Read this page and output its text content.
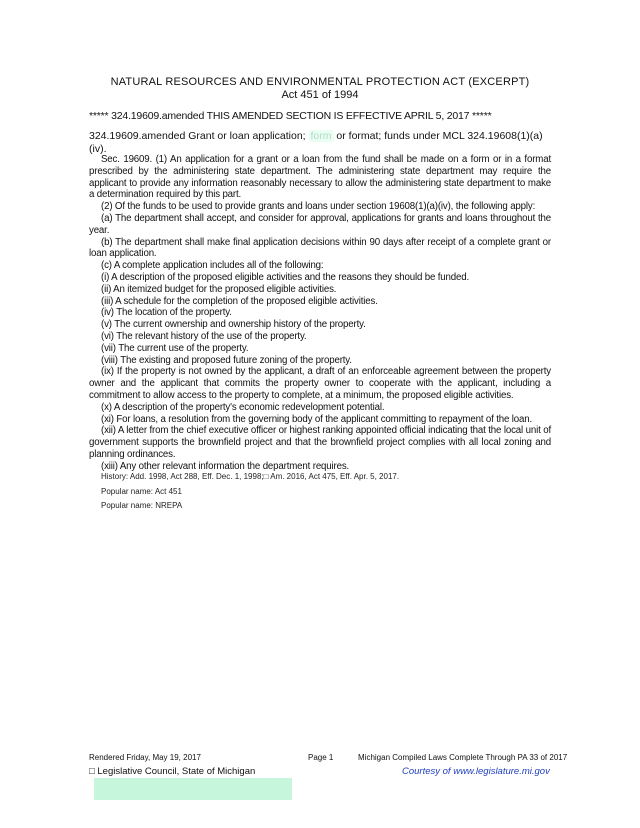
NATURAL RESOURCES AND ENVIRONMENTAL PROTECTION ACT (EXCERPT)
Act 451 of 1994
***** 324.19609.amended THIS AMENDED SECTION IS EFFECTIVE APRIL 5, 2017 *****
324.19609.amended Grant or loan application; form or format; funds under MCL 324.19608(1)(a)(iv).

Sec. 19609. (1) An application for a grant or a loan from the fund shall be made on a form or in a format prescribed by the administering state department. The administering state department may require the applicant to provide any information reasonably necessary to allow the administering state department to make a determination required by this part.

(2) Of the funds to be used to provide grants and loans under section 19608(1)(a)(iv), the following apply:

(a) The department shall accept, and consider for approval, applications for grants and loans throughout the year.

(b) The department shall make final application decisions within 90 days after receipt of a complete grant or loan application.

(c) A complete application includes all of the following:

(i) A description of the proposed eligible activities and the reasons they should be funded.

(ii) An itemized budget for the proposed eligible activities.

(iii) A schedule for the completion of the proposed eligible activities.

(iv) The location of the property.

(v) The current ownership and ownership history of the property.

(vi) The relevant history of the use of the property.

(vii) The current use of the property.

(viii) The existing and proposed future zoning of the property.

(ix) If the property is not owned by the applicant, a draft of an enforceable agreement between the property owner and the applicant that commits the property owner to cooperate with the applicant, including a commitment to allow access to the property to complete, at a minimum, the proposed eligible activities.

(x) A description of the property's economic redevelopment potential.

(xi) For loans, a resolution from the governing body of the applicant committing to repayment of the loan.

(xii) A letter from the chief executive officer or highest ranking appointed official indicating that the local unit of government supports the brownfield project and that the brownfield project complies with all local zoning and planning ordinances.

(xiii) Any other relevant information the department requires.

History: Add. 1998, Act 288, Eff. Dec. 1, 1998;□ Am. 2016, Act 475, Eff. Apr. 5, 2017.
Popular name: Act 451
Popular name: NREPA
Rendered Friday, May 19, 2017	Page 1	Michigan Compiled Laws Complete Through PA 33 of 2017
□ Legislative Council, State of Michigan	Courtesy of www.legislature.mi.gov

SET PROBLEM: Quote every line of the records above exactly; no picture is to be copied.

WRITTEN REPLY:
Read this page and output its text content.
NATURAL RESOURCES AND ENVIRONMENTAL PROTECTION ACT (EXCERPT)
Act 451 of 1994
***** 324.19609.amended THIS AMENDED SECTION IS EFFECTIVE APRIL 5, 2017 *****
324.19609.amended Grant or loan application; form or format; funds under MCL 324.19608(1)(a)(iv).

Sec. 19609. (1) An application for a grant or a loan from the fund shall be made on a form or in a format prescribed by the administering state department. The administering state department may require the applicant to provide any information reasonably necessary to allow the administering state department to make a determination required by this part.

(2) Of the funds to be used to provide grants and loans under section 19608(1)(a)(iv), the following apply:

(a) The department shall accept, and consider for approval, applications for grants and loans throughout the year.

(b) The department shall make final application decisions within 90 days after receipt of a complete grant or loan application.

(c) A complete application includes all of the following:

(i) A description of the proposed eligible activities and the reasons they should be funded.

(ii) An itemized budget for the proposed eligible activities.

(iii) A schedule for the completion of the proposed eligible activities.

(iv) The location of the property.

(v) The current ownership and ownership history of the property.

(vi) The relevant history of the use of the property.

(vii) The current use of the property.

(viii) The existing and proposed future zoning of the property.

(ix) If the property is not owned by the applicant, a draft of an enforceable agreement between the property owner and the applicant that commits the property owner to cooperate with the applicant, including a commitment to allow access to the property to complete, at a minimum, the proposed eligible activities.

(x) A description of the property's economic redevelopment potential.

(xi) For loans, a resolution from the governing body of the applicant committing to repayment of the loan.

(xii) A letter from the chief executive officer or highest ranking appointed official indicating that the local unit of government supports the brownfield project and that the brownfield project complies with all local zoning and planning ordinances.

(xiii) Any other relevant information the department requires.

History: Add. 1998, Act 288, Eff. Dec. 1, 1998;□ Am. 2016, Act 475, Eff. Apr. 5, 2017.
Popular name: Act 451
Popular name: NREPA
Rendered Friday, May 19, 2017	Page 1	Michigan Compiled Laws Complete Through PA 33 of 2017
□ Legislative Council, State of Michigan	Courtesy of www.legislature.mi.gov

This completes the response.